(Data items)
— start —
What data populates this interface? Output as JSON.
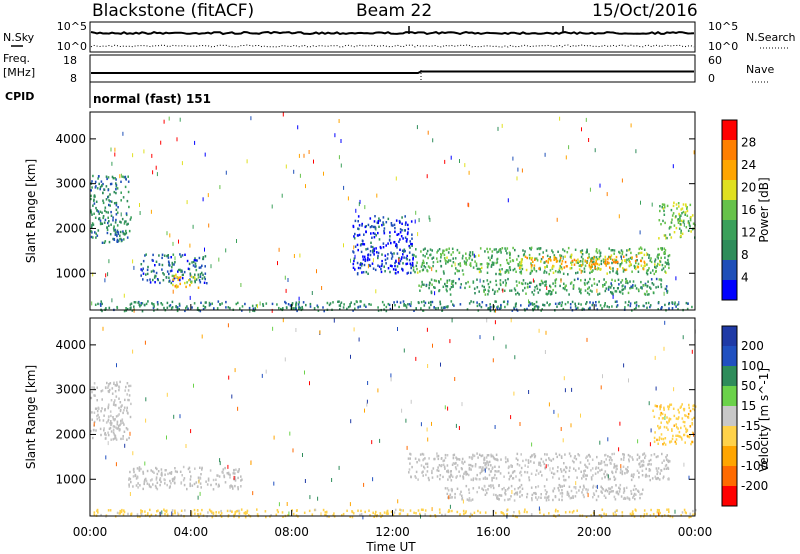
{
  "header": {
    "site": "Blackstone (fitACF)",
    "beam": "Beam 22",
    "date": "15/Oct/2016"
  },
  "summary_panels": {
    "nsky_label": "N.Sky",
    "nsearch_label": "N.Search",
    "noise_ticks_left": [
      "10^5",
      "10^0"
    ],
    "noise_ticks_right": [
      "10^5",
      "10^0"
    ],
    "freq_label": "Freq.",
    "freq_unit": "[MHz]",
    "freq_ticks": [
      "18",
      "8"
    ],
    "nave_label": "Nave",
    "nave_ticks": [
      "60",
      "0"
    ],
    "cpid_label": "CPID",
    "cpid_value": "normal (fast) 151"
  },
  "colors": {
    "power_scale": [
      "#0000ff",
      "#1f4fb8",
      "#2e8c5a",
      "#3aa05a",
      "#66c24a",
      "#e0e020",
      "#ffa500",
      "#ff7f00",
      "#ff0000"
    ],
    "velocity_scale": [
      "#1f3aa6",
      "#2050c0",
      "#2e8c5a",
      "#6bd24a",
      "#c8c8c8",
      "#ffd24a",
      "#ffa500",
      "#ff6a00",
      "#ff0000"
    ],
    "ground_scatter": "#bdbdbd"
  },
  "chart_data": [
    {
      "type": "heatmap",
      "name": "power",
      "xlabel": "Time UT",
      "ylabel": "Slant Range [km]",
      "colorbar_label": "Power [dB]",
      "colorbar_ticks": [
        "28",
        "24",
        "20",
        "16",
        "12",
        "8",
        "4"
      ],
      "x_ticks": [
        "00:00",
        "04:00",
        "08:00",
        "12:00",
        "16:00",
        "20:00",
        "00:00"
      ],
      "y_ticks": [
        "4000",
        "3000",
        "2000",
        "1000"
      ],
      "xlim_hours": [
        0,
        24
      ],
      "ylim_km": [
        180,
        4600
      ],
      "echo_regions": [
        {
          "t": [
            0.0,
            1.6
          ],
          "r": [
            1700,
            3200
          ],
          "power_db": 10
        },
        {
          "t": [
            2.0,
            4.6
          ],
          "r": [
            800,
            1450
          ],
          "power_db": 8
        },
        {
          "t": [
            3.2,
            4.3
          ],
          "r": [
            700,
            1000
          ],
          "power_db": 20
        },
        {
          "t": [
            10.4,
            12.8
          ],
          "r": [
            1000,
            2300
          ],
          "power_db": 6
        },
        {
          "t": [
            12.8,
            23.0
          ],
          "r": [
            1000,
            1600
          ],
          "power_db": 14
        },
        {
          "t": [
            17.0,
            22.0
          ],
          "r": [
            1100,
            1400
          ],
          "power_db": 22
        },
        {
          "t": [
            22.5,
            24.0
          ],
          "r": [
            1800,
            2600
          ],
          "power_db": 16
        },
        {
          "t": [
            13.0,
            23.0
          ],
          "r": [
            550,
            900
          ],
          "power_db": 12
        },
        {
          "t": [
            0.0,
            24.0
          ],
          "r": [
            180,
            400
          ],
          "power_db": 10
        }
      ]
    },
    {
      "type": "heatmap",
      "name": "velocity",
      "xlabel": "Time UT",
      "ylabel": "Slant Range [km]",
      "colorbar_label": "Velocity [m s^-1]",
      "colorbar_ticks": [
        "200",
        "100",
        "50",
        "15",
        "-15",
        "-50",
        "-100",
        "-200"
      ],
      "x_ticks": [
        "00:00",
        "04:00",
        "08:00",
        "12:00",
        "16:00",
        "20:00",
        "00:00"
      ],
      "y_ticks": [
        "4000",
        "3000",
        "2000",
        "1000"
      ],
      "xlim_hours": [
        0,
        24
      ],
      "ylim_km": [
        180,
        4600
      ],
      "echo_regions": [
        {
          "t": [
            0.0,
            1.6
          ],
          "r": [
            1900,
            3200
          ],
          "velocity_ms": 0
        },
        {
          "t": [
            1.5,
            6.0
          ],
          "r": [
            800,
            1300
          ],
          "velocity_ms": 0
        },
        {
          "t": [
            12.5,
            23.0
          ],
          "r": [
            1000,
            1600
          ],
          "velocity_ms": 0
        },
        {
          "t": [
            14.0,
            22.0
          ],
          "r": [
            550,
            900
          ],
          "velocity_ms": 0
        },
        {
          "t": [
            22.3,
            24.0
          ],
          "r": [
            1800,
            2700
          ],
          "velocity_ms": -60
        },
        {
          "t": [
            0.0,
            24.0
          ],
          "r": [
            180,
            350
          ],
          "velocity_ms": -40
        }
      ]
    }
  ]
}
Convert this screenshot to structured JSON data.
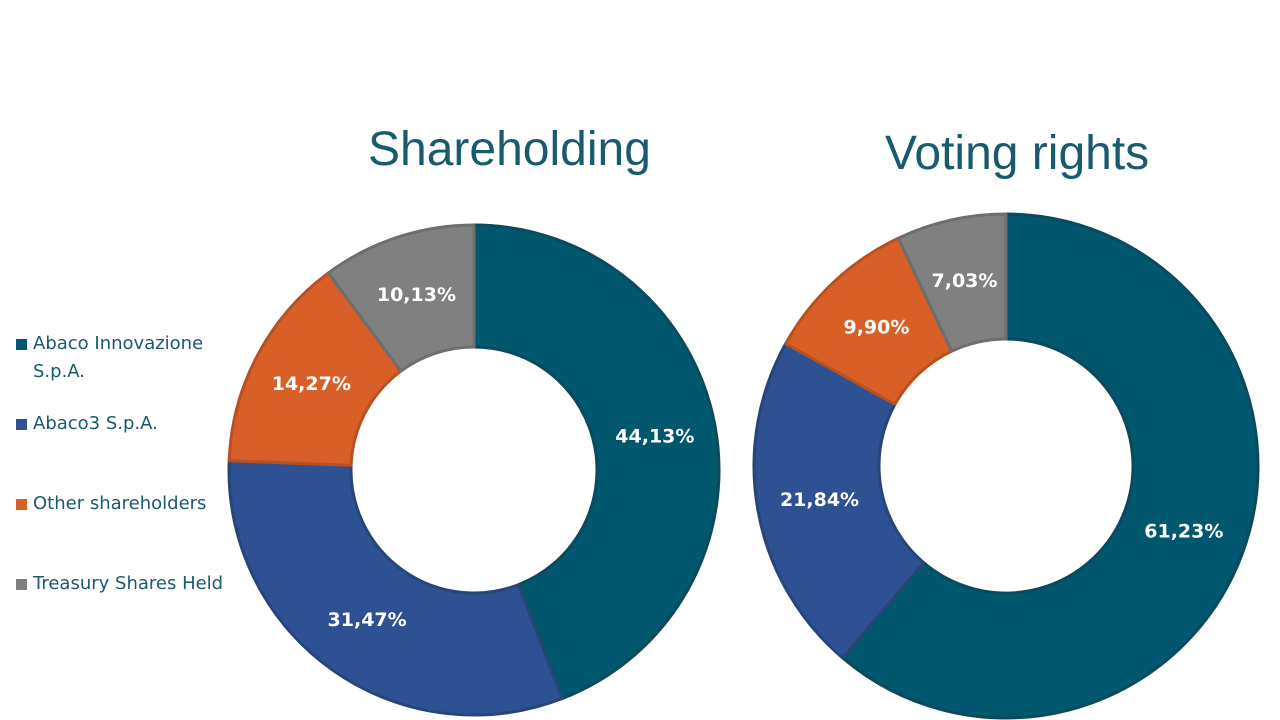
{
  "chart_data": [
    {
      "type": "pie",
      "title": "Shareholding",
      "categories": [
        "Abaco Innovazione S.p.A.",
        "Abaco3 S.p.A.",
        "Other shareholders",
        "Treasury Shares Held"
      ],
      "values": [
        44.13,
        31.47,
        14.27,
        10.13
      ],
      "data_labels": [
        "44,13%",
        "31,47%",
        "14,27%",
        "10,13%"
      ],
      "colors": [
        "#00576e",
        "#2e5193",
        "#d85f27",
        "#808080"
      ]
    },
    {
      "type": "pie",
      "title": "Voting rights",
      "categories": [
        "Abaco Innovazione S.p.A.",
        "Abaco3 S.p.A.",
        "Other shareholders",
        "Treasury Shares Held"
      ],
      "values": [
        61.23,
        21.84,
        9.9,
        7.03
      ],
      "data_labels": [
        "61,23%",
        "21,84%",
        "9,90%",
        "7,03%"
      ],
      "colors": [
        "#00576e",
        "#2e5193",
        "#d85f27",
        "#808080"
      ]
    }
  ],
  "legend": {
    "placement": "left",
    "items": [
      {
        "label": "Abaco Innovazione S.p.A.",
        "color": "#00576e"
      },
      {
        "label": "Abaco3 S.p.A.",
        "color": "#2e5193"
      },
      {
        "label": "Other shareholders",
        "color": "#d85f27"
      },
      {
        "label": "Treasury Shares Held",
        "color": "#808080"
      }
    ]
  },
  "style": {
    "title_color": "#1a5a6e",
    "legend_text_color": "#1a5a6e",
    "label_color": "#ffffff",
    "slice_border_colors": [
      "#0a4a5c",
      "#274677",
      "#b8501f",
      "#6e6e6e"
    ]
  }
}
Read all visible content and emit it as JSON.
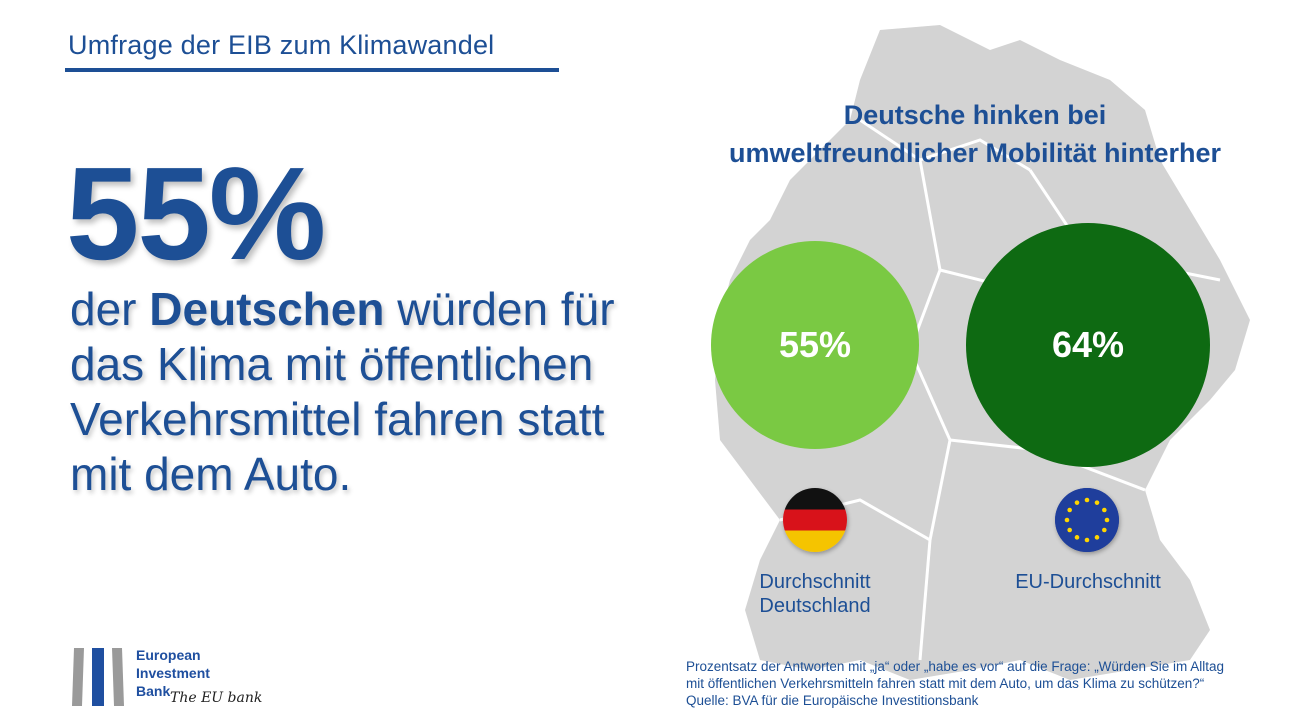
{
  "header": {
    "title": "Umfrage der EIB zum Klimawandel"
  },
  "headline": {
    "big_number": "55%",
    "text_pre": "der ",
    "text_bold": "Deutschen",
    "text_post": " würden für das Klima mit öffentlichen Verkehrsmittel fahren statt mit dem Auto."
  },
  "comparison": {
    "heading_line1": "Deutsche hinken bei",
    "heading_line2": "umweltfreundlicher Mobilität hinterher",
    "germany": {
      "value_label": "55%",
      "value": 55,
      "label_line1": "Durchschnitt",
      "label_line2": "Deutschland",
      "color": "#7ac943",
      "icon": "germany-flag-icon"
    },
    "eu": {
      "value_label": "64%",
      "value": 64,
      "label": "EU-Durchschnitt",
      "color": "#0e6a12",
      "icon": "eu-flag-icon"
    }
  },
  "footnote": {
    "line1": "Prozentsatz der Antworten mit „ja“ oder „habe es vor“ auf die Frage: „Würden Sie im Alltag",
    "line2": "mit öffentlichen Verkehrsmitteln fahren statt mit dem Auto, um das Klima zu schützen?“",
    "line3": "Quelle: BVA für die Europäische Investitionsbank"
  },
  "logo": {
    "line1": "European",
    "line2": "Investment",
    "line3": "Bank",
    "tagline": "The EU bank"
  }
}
— end —
▸ **Written task**: Go through the records. Copy each line where "Auto" appears.

▸ **Exercise answer**:
    "text_post": " würden für das Klima mit öffentlichen Verkehrsmittel fahren statt mit dem Auto."
    "line2": "mit öffentlichen Verkehrsmitteln fahren statt mit dem Auto, um das Klima zu schützen?“",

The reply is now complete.